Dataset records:
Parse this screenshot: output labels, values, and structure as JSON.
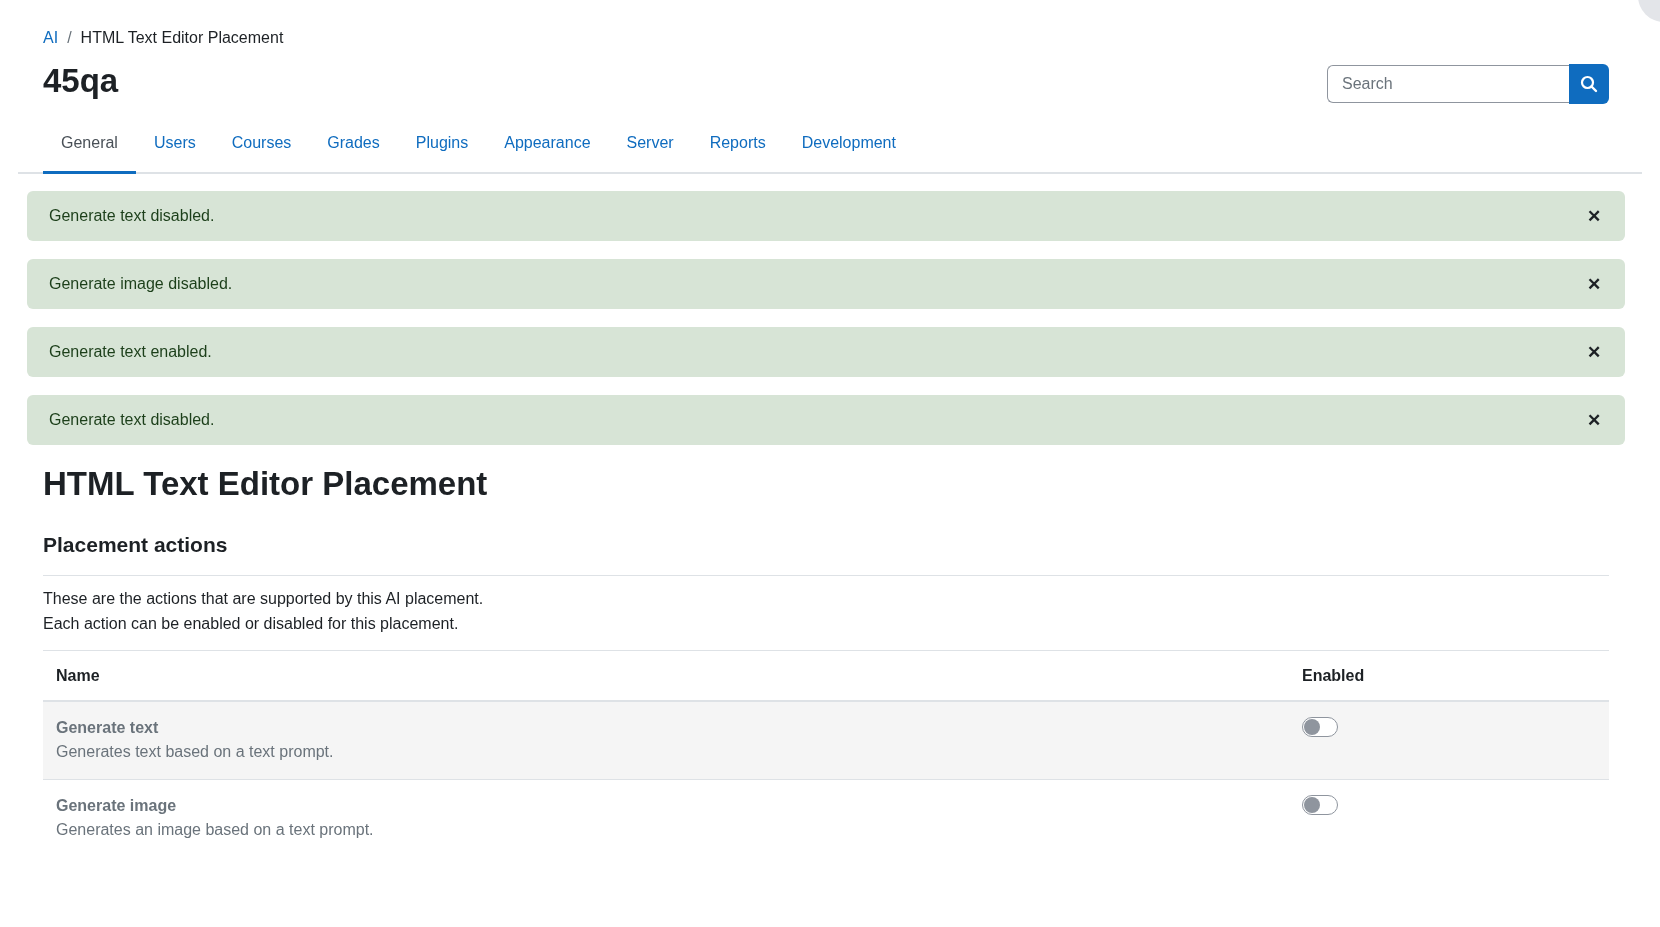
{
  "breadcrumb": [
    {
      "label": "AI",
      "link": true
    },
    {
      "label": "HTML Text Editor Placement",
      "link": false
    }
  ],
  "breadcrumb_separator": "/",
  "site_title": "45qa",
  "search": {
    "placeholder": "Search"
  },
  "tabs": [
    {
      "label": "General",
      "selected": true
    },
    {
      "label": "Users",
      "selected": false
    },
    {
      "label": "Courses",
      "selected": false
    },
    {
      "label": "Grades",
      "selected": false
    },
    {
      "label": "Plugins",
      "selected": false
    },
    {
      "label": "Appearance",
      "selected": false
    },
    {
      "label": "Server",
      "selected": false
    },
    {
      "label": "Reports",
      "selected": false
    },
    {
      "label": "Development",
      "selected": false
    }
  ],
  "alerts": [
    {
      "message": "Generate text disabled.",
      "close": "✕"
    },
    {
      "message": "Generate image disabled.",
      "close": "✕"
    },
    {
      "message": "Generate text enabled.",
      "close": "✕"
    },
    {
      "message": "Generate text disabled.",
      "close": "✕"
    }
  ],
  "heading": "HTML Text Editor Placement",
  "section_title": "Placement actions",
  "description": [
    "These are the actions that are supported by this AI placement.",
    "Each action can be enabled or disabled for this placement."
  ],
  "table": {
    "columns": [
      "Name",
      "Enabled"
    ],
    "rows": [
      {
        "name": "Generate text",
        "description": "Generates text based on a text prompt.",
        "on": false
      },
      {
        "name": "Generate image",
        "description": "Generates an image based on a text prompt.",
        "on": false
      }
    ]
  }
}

...

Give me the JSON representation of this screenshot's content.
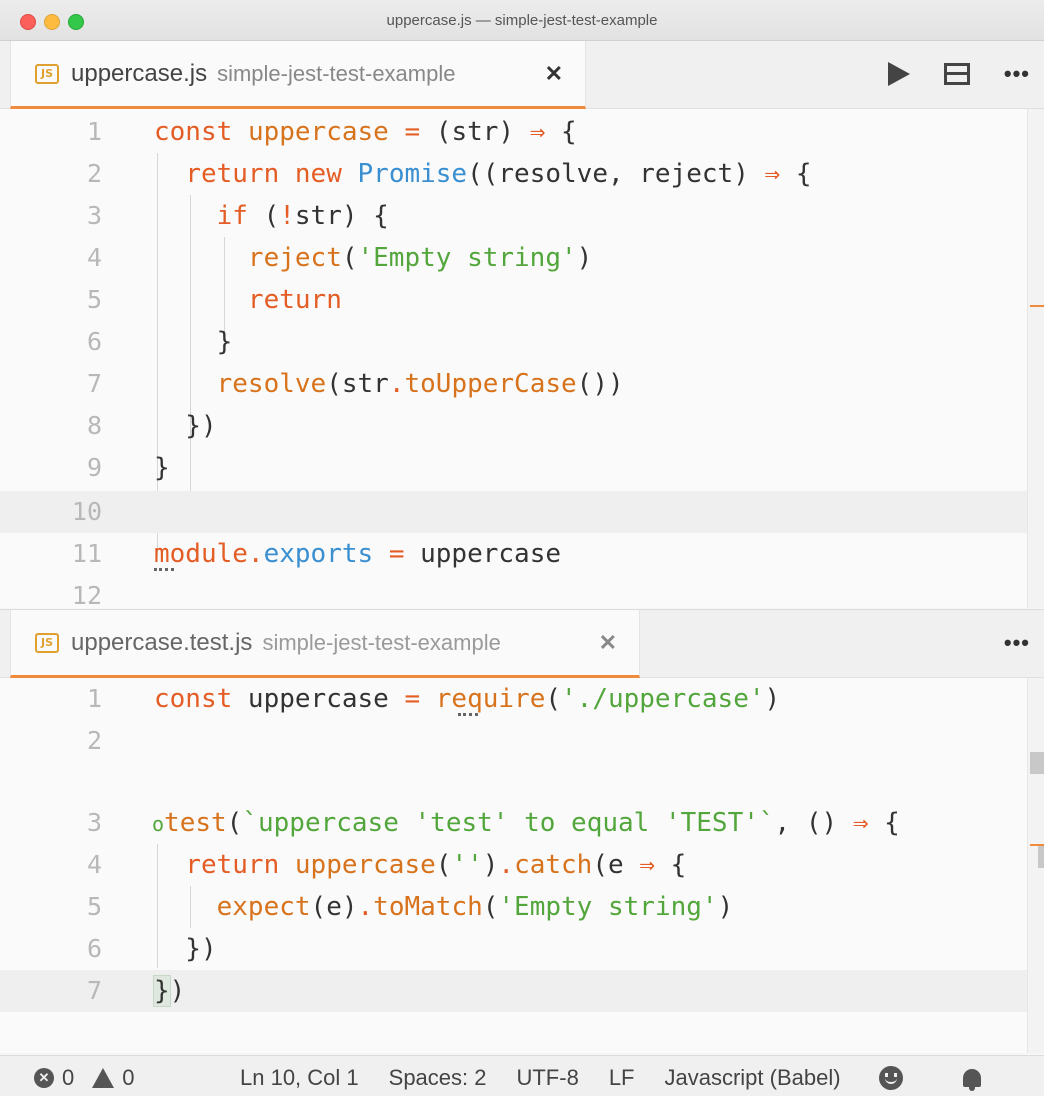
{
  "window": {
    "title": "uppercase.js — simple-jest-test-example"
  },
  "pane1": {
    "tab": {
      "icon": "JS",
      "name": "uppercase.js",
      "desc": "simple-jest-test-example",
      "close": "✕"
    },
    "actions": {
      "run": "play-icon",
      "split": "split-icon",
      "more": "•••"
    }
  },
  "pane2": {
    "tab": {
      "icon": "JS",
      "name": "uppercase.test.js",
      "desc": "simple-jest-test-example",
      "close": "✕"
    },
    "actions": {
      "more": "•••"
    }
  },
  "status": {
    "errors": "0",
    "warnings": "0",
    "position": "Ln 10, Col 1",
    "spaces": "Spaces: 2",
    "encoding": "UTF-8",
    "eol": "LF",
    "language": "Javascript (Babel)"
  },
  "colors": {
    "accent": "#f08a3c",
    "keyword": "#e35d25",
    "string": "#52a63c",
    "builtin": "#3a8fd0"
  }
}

---

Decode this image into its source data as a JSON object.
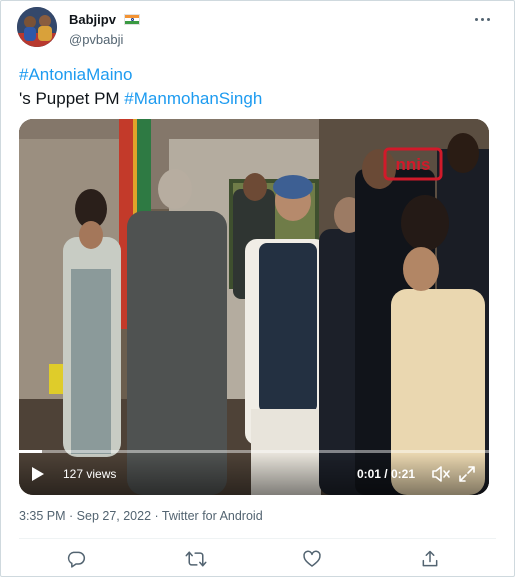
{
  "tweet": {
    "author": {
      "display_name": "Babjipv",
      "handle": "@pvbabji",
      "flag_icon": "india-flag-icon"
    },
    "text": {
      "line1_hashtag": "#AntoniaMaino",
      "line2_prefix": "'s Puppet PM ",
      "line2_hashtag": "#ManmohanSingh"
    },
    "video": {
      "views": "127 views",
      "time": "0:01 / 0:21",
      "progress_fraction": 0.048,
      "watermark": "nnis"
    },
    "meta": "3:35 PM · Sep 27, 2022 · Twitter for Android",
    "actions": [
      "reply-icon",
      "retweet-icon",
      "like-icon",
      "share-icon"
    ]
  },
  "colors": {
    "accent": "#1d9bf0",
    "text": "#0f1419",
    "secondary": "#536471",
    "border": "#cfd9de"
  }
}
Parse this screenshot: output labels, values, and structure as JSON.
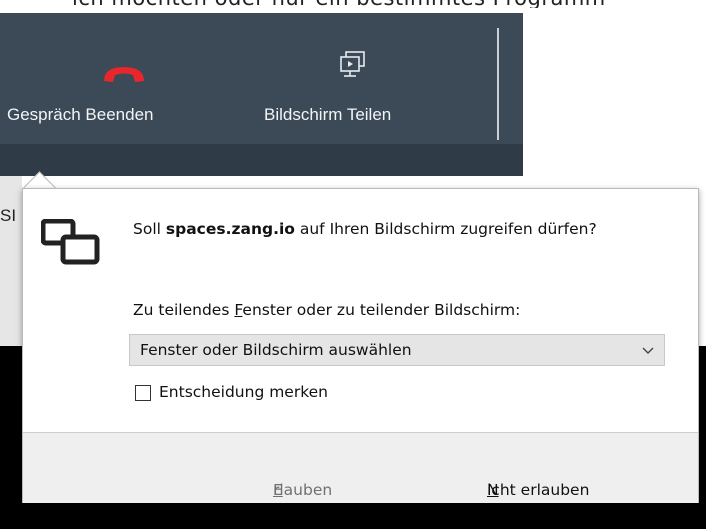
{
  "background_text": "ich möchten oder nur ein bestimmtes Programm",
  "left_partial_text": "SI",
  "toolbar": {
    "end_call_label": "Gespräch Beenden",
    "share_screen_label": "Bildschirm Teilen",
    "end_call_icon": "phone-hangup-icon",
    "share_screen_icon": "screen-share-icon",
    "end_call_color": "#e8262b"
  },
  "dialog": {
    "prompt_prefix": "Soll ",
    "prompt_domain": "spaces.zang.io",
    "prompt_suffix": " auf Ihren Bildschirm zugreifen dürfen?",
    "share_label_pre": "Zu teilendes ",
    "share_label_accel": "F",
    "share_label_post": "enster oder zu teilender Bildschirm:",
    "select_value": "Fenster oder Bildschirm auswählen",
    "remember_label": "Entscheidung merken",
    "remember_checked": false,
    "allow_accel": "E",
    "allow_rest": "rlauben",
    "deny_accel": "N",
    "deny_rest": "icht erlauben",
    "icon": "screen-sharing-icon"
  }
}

What the task asks
State how many lines of the records hold the string "description", and nothing else.

The reply
3